GIVEN PASSAGE —
+++

The Court must further point out that the alleged dispute relates solely to
what the United Nations considers to be its rights under the Headquarters
Agreement. The purpose of the arbitration procedure envisaged by that Agreement
is precisely the settlement of such disputes as may arise between the
Organization and the host country without any prior recourse to municipal
courts, and it would be against both the letter and the spirit of the Agreement
for the implementation of that procedure to be subjected to such prior recourse.
It is evident that a provision of the nature of section 21 of the Headquarters
Agreement cannot require the exhaustion of local remedies as a condition of its
implementation.
[p. 43 S.O. Schwebel] My difference of perspective with the Court
turns on whether the dispute between the United Nations and the United States at
this juncture concerns "the interpretation or application" of the
Headquarters Agreement. The nub of my appreciation of the facts of the case is
that there is essential agreement between the United Nations and the United
States on the interpretation of the Headquarters Agreement. Whether there
currently is a dispute over its application is not so clear.

+++

INFORMATION PROVIDED —

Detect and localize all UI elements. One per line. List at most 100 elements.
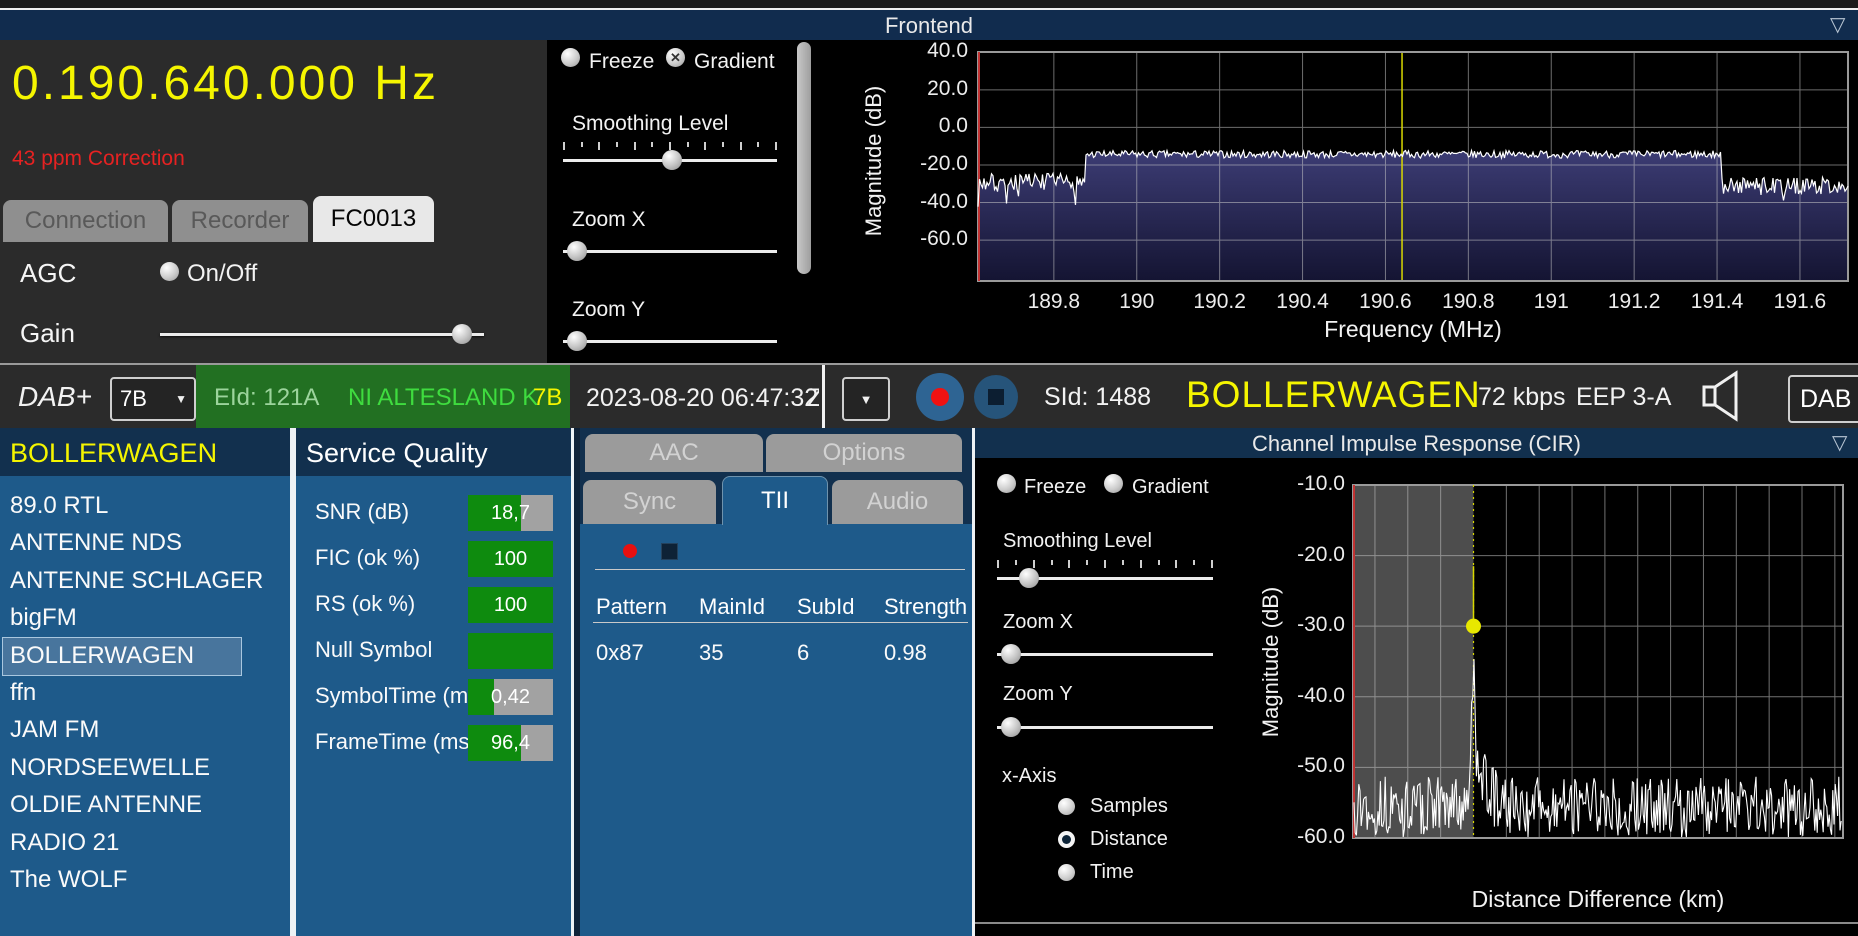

+++

TO DO —
- a) Reproduce the portion of the Headquarters Agreement passage starting with "[p. 43 S.O." and going on through "not so clear.".
- b) Carry the passage on the Headquarters Agreement dispute forward from its last sentence.

OUTPUTS —
- a)
[p. 43 S.O. Schwebel] My difference of perspective with the Court
turns on whether the dispute between the United Nations and the United States at
this juncture concerns "the interpretation or application" of the
Headquarters Agreement. The nub of my appreciation of the facts of the case is
that there is essential agreement between the United Nations and the United
States on the interpretation of the Headquarters Agreement. Whether there
currently is a dispute over its application is not so clear.

- b)
It can be concluded, as the Court concludes, that, by the course of conduct
which the Government of the United States has followed with respect to the
continued functioning of the office in New York City of the Observer Mission to
the United Nations of the Palestine Liberation Organization, a dispute has
arisen between the United Nations and the United States "concerning the ...
application of this Agreement...". But, in my view, the facts of the case
alternatively allow the conclusion that, since the effective application of the
United States Act at issue - the Anti-Terrorism Act - to the PLO's New York
office has been deferred pending the outcome of litigation now in progress in
the United States District Court for the Southern District of New York, a
dispute over the application of the Headquarters Agreement will arise if and
when the result of that litigation is effectively to apply that Act to the PLO's
office.
[pp. 51-52 S.O. Schwebel] In view of the demonstrated consistency of
the views of the United Nations and the United States on the interpretation of
the Headquarters Agreement, I am unpersuaded by the Court's conclusion that "the
opposing attitudes of the parties" give rise to a dispute "concerning
the interpretation or application" of the Headquarters Agreement. In so far
as that conclusion relates to application, it is not without force; in so far as
it relates to interpretation, the above recitation of the facts of the case in
my view demonstrates that it is not wholly convincing.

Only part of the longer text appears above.